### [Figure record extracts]
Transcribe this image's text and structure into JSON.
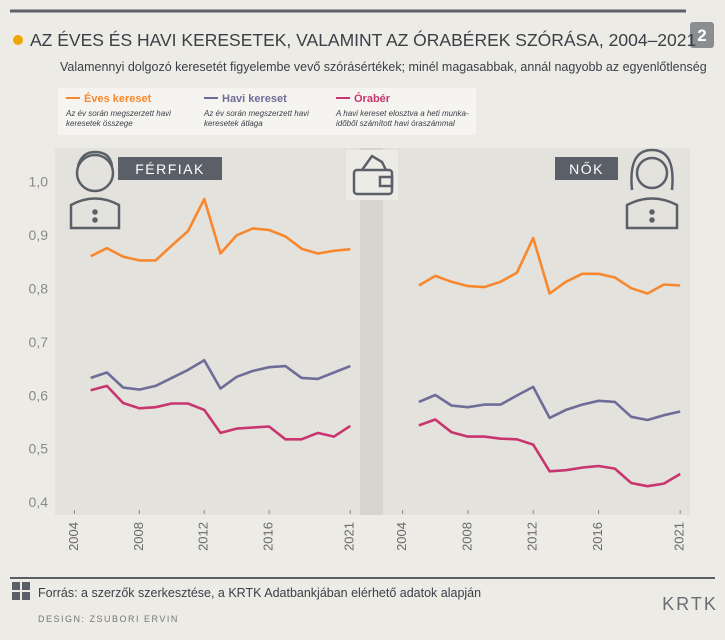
{
  "header": {
    "title": "AZ ÉVES ÉS HAVI KERESETEK, VALAMINT AZ ÓRABÉREK SZÓRÁSA, 2004–2021",
    "subtitle": "Valamennyi dolgozó keresetét figyelembe vevő szórásértékek; minél magasabbak, annál nagyobb az egyenlőtlenség",
    "badge": "2"
  },
  "chart_data": [
    {
      "type": "line",
      "title": "FÉRFIAK",
      "x": [
        2005,
        2006,
        2007,
        2008,
        2009,
        2010,
        2011,
        2012,
        2013,
        2014,
        2015,
        2016,
        2017,
        2018,
        2019,
        2020,
        2021
      ],
      "xlim": [
        2002.8,
        2021.6
      ],
      "xticks": [
        2004,
        2008,
        2012,
        2016,
        2021
      ],
      "ylim": [
        0.38,
        1.06
      ],
      "yticks": [
        {
          "value": 1.0,
          "label": "1,0"
        },
        {
          "value": 0.9,
          "label": "0,9"
        },
        {
          "value": 0.8,
          "label": "0,8"
        },
        {
          "value": 0.7,
          "label": "0,7"
        },
        {
          "value": 0.6,
          "label": "0,6"
        },
        {
          "value": 0.5,
          "label": "0,5"
        },
        {
          "value": 0.4,
          "label": "0,4"
        }
      ],
      "series": [
        {
          "name": "Éves kereset",
          "description": [
            "Az év során megszerzett havi",
            "keresetek összege"
          ],
          "color": "#f7882f",
          "values": [
            0.863,
            0.878,
            0.862,
            0.855,
            0.855,
            0.883,
            0.91,
            0.97,
            0.868,
            0.902,
            0.915,
            0.912,
            0.9,
            0.877,
            0.868,
            0.873,
            0.876
          ]
        },
        {
          "name": "Havi kereset",
          "description": [
            "Az év során megszerzett havi",
            "keresetek átlaga"
          ],
          "color": "#6e6d99",
          "values": [
            0.635,
            0.645,
            0.617,
            0.613,
            0.62,
            0.635,
            0.65,
            0.668,
            0.615,
            0.637,
            0.648,
            0.655,
            0.657,
            0.635,
            0.633,
            0.645,
            0.657
          ]
        },
        {
          "name": "Órabér",
          "description": [
            "A havi kereset elosztva a heti munka-",
            "időből számított havi óraszámmal"
          ],
          "color": "#c8356f",
          "values": [
            0.612,
            0.62,
            0.588,
            0.578,
            0.58,
            0.587,
            0.587,
            0.575,
            0.532,
            0.54,
            0.542,
            0.544,
            0.52,
            0.52,
            0.532,
            0.525,
            0.545
          ]
        }
      ]
    },
    {
      "type": "line",
      "title": "NŐK",
      "x": [
        2005,
        2006,
        2007,
        2008,
        2009,
        2010,
        2011,
        2012,
        2013,
        2014,
        2015,
        2016,
        2017,
        2018,
        2019,
        2020,
        2021
      ],
      "xlim": [
        2002.8,
        2021.6
      ],
      "xticks": [
        2004,
        2008,
        2012,
        2016,
        2021
      ],
      "ylim": [
        0.38,
        1.06
      ],
      "series": [
        {
          "color": "#f7882f",
          "values": [
            0.808,
            0.826,
            0.815,
            0.807,
            0.805,
            0.815,
            0.832,
            0.897,
            0.793,
            0.815,
            0.83,
            0.83,
            0.823,
            0.803,
            0.793,
            0.81,
            0.808
          ]
        },
        {
          "color": "#6e6d99",
          "values": [
            0.59,
            0.603,
            0.583,
            0.58,
            0.585,
            0.585,
            0.602,
            0.618,
            0.56,
            0.575,
            0.585,
            0.592,
            0.59,
            0.562,
            0.556,
            0.565,
            0.572
          ]
        },
        {
          "color": "#c8356f",
          "values": [
            0.546,
            0.557,
            0.533,
            0.525,
            0.525,
            0.521,
            0.52,
            0.51,
            0.46,
            0.462,
            0.467,
            0.47,
            0.465,
            0.438,
            0.432,
            0.437,
            0.455
          ]
        }
      ]
    }
  ],
  "footer": {
    "source": "Forrás: a szerzők szerkesztése, a KRTK Adatbankjában elérhető adatok alapján",
    "design": "DESIGN: ZSUBORI ERVIN",
    "logo": "KRTK"
  }
}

### [INSTRUCTIONS FOR THE TASK]
Exclude all images and restate the records above word for word.

### [FINISHED TASK]
Transcribe this image's text and structure into JSON.
{
  "header": {
    "title": "AZ ÉVES ÉS HAVI KERESETEK, VALAMINT AZ ÓRABÉREK SZÓRÁSA, 2004–2021",
    "subtitle": "Valamennyi dolgozó keresetét figyelembe vevő szórásértékek; minél magasabbak, annál nagyobb az egyenlőtlenség",
    "badge": "2"
  },
  "chart_data": [
    {
      "type": "line",
      "title": "FÉRFIAK",
      "x": [
        2005,
        2006,
        2007,
        2008,
        2009,
        2010,
        2011,
        2012,
        2013,
        2014,
        2015,
        2016,
        2017,
        2018,
        2019,
        2020,
        2021
      ],
      "xlim": [
        2002.8,
        2021.6
      ],
      "xticks": [
        2004,
        2008,
        2012,
        2016,
        2021
      ],
      "ylim": [
        0.38,
        1.06
      ],
      "yticks": [
        {
          "value": 1.0,
          "label": "1,0"
        },
        {
          "value": 0.9,
          "label": "0,9"
        },
        {
          "value": 0.8,
          "label": "0,8"
        },
        {
          "value": 0.7,
          "label": "0,7"
        },
        {
          "value": 0.6,
          "label": "0,6"
        },
        {
          "value": 0.5,
          "label": "0,5"
        },
        {
          "value": 0.4,
          "label": "0,4"
        }
      ],
      "series": [
        {
          "name": "Éves kereset",
          "description": [
            "Az év során megszerzett havi",
            "keresetek összege"
          ],
          "color": "#f7882f",
          "values": [
            0.863,
            0.878,
            0.862,
            0.855,
            0.855,
            0.883,
            0.91,
            0.97,
            0.868,
            0.902,
            0.915,
            0.912,
            0.9,
            0.877,
            0.868,
            0.873,
            0.876
          ]
        },
        {
          "name": "Havi kereset",
          "description": [
            "Az év során megszerzett havi",
            "keresetek átlaga"
          ],
          "color": "#6e6d99",
          "values": [
            0.635,
            0.645,
            0.617,
            0.613,
            0.62,
            0.635,
            0.65,
            0.668,
            0.615,
            0.637,
            0.648,
            0.655,
            0.657,
            0.635,
            0.633,
            0.645,
            0.657
          ]
        },
        {
          "name": "Órabér",
          "description": [
            "A havi kereset elosztva a heti munka-",
            "időből számított havi óraszámmal"
          ],
          "color": "#c8356f",
          "values": [
            0.612,
            0.62,
            0.588,
            0.578,
            0.58,
            0.587,
            0.587,
            0.575,
            0.532,
            0.54,
            0.542,
            0.544,
            0.52,
            0.52,
            0.532,
            0.525,
            0.545
          ]
        }
      ]
    },
    {
      "type": "line",
      "title": "NŐK",
      "x": [
        2005,
        2006,
        2007,
        2008,
        2009,
        2010,
        2011,
        2012,
        2013,
        2014,
        2015,
        2016,
        2017,
        2018,
        2019,
        2020,
        2021
      ],
      "xlim": [
        2002.8,
        2021.6
      ],
      "xticks": [
        2004,
        2008,
        2012,
        2016,
        2021
      ],
      "ylim": [
        0.38,
        1.06
      ],
      "series": [
        {
          "color": "#f7882f",
          "values": [
            0.808,
            0.826,
            0.815,
            0.807,
            0.805,
            0.815,
            0.832,
            0.897,
            0.793,
            0.815,
            0.83,
            0.83,
            0.823,
            0.803,
            0.793,
            0.81,
            0.808
          ]
        },
        {
          "color": "#6e6d99",
          "values": [
            0.59,
            0.603,
            0.583,
            0.58,
            0.585,
            0.585,
            0.602,
            0.618,
            0.56,
            0.575,
            0.585,
            0.592,
            0.59,
            0.562,
            0.556,
            0.565,
            0.572
          ]
        },
        {
          "color": "#c8356f",
          "values": [
            0.546,
            0.557,
            0.533,
            0.525,
            0.525,
            0.521,
            0.52,
            0.51,
            0.46,
            0.462,
            0.467,
            0.47,
            0.465,
            0.438,
            0.432,
            0.437,
            0.455
          ]
        }
      ]
    }
  ],
  "footer": {
    "source": "Forrás: a szerzők szerkesztése, a KRTK Adatbankjában elérhető adatok alapján",
    "design": "DESIGN: ZSUBORI ERVIN",
    "logo": "KRTK"
  }
}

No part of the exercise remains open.